━━ TASK DATA ━━

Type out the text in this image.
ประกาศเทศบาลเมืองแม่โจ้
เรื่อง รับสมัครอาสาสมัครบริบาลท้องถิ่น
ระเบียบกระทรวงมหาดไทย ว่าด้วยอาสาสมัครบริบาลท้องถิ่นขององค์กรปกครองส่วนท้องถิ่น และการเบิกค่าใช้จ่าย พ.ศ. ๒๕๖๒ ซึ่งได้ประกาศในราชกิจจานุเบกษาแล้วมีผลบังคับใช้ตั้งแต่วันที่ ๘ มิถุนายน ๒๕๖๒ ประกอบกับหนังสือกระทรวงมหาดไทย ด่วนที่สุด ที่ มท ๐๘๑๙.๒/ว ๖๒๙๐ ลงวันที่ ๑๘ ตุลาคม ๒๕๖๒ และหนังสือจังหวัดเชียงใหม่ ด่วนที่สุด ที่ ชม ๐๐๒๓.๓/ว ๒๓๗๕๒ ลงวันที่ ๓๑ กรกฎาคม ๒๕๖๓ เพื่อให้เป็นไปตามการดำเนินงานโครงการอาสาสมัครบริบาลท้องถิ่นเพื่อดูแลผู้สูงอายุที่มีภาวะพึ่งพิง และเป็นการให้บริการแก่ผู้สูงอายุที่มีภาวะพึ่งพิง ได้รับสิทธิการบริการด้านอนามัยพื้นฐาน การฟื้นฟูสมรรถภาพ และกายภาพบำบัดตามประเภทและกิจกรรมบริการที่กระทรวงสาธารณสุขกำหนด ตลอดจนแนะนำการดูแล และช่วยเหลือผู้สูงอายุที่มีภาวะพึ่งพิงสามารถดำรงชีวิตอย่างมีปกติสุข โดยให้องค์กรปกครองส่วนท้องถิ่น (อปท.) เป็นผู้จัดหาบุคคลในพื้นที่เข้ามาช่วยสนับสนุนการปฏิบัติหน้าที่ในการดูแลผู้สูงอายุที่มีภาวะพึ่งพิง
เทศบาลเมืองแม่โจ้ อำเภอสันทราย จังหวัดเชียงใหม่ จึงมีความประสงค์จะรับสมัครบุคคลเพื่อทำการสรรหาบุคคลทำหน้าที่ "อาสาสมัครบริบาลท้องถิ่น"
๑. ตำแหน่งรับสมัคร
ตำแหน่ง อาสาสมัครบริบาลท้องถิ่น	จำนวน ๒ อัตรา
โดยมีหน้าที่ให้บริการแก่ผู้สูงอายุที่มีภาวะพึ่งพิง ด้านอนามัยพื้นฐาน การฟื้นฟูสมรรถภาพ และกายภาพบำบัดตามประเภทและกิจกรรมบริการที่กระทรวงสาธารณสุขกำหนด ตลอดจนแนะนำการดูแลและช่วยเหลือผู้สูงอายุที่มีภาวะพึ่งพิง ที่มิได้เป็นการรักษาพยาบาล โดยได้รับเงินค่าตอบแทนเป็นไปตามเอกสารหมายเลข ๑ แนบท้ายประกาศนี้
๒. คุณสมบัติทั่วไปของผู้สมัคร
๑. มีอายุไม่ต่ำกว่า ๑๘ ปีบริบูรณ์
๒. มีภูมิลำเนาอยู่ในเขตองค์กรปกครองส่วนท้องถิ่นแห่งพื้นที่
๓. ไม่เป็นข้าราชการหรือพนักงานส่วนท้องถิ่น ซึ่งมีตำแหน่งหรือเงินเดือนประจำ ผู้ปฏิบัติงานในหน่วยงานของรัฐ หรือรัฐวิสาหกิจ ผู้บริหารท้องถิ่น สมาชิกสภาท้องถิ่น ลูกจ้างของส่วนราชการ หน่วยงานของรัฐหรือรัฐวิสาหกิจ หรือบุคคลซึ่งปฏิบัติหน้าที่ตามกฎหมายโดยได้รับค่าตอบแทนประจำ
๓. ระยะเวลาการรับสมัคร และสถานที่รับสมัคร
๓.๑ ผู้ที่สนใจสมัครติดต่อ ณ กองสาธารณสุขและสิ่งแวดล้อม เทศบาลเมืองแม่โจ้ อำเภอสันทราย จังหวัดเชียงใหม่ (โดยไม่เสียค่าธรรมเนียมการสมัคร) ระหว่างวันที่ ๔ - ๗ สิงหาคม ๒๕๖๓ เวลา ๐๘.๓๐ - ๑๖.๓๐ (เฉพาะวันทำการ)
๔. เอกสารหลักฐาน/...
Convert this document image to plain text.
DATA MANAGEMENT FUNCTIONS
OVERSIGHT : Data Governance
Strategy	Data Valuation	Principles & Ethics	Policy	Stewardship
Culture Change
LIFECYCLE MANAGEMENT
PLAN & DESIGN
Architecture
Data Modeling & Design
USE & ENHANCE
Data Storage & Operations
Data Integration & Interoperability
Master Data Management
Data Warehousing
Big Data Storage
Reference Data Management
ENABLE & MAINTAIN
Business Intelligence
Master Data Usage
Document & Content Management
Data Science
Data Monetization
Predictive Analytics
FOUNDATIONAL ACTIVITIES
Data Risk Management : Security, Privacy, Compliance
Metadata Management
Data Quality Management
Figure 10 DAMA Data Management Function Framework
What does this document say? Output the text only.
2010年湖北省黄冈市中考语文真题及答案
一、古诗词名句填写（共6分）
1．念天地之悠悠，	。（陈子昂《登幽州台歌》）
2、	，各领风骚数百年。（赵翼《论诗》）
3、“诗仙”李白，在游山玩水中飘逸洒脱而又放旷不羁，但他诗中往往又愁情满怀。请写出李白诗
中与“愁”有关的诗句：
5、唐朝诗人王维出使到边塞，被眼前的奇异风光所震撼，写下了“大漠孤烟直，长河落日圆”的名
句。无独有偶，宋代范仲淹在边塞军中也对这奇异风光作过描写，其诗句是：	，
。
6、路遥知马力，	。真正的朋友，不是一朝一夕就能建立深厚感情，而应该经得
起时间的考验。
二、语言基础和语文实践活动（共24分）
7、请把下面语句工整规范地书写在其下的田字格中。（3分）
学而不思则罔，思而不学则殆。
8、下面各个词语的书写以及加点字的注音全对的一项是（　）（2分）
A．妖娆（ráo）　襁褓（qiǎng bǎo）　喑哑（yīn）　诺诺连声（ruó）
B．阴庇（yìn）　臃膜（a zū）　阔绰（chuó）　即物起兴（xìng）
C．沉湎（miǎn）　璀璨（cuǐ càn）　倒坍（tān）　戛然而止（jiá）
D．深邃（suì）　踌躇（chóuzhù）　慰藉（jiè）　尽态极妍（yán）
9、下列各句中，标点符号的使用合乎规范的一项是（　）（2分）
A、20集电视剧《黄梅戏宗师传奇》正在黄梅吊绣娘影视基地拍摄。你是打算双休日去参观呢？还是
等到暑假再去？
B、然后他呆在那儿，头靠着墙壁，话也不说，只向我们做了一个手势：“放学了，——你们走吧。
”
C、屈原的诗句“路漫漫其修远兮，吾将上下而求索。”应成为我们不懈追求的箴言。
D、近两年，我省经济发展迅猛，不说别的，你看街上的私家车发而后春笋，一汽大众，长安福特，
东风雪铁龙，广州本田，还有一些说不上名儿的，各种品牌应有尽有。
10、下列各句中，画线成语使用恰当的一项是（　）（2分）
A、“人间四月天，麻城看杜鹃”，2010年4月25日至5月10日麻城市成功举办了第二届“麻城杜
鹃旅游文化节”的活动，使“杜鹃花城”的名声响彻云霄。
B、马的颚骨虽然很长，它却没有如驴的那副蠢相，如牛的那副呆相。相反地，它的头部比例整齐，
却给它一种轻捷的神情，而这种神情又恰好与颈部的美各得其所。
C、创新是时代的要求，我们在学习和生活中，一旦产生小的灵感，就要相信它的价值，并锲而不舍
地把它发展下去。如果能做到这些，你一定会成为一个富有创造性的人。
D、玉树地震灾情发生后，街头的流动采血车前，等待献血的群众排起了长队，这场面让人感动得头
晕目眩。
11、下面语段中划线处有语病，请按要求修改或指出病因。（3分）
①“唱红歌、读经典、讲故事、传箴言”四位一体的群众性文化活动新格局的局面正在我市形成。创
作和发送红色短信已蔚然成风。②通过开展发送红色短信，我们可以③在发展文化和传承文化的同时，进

━━━

## WORK REQUIRED
Find the string "text" in the entries above and return each line that holds it.

## CORRECT OUTPUT
Type out the text in this image.
Convert this document image to plain text.
What does this document say? Output the text only.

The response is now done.